- [What the task asks] In the entries that follow, how many lines contain the word "views"? Answer with the number only.

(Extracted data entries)
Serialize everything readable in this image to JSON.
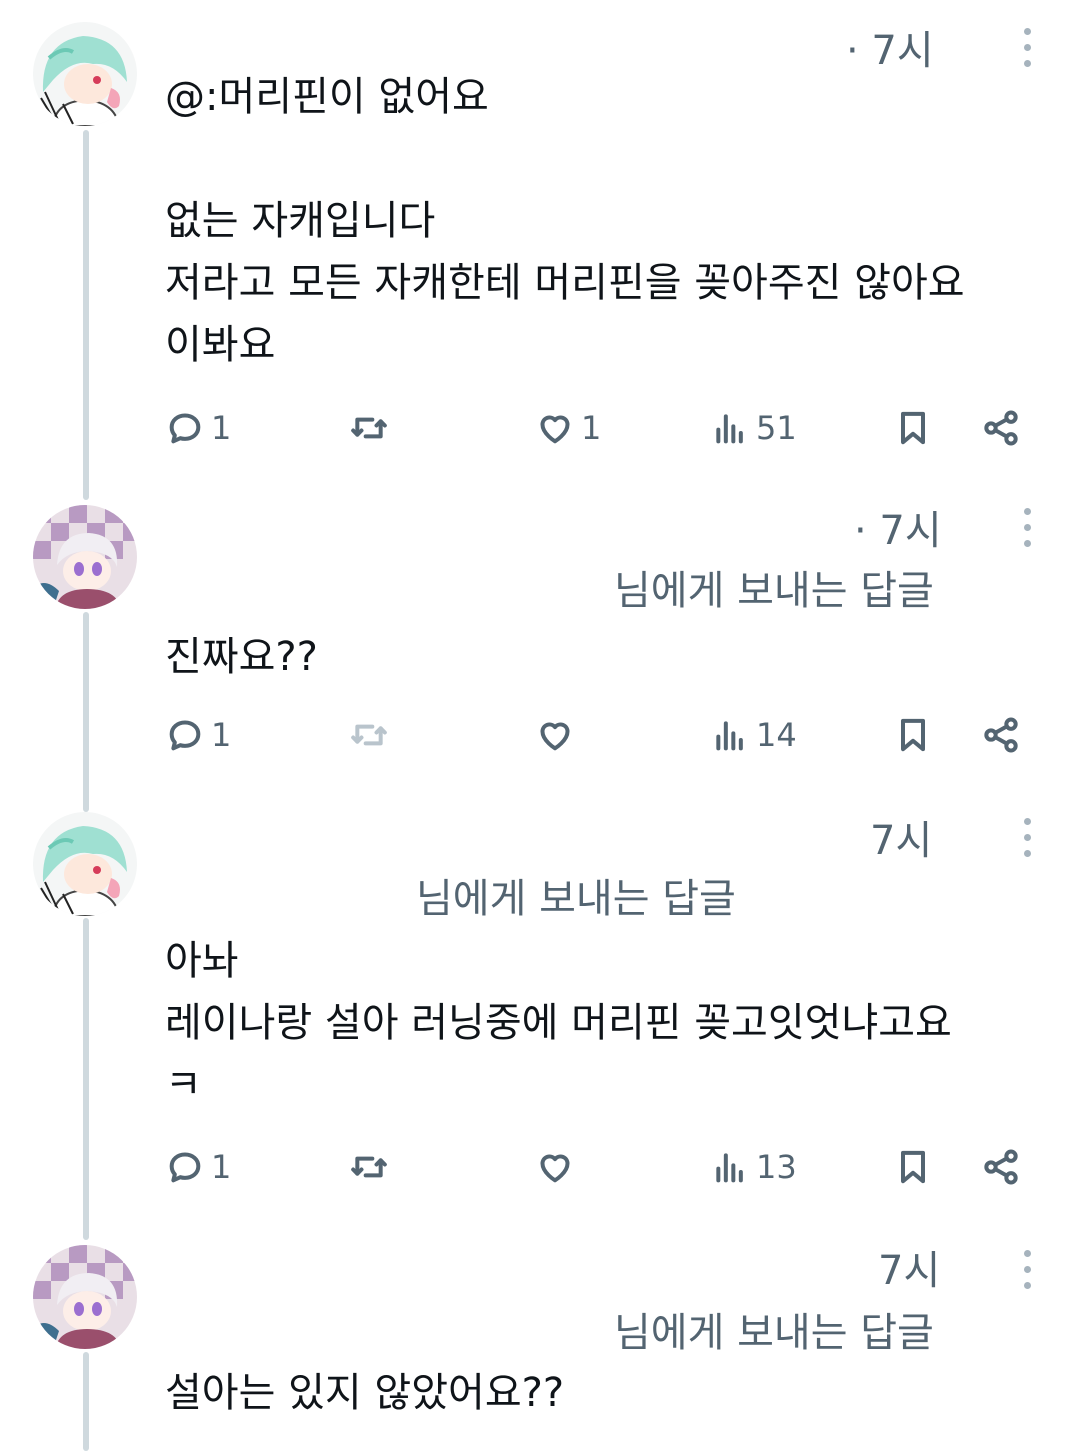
{
  "tweets": [
    {
      "time": "· 7시",
      "reply_to": "",
      "text": "@:머리핀이 없어요\n\n없는 자캐입니다\n저라고 모든 자캐한테 머리핀을 꽂아주진 않아요\n이봐요",
      "replies": "1",
      "retweets": "",
      "likes": "1",
      "views": "51"
    },
    {
      "time": "· 7시",
      "reply_to": "님에게 보내는 답글",
      "text": "진짜요??",
      "replies": "1",
      "retweets": "",
      "likes": "",
      "views": "14"
    },
    {
      "time": "7시",
      "reply_to": "님에게 보내는 답글",
      "text": "아놔\n레이나랑 설아 러닝중에 머리핀 꽂고잇엇냐고요\nㅋ",
      "replies": "1",
      "retweets": "",
      "likes": "",
      "views": "13"
    },
    {
      "time": "7시",
      "reply_to": "님에게 보내는 답글",
      "text": "설아는 있지 않았어요??",
      "replies": "",
      "retweets": "",
      "likes": "",
      "views": ""
    }
  ],
  "icons": {
    "reply": "speech-bubble-icon",
    "retweet": "retweet-arrows-icon",
    "like": "heart-icon",
    "views": "bar-chart-icon",
    "bookmark": "bookmark-icon",
    "share": "share-nodes-icon",
    "more": "vertical-ellipsis-icon"
  },
  "colors": {
    "text": "#0f1419",
    "secondary": "#536471",
    "thread_line": "#cfd9de",
    "disabled_icon": "#b9c4cc"
  }
}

- [Output for this task] 5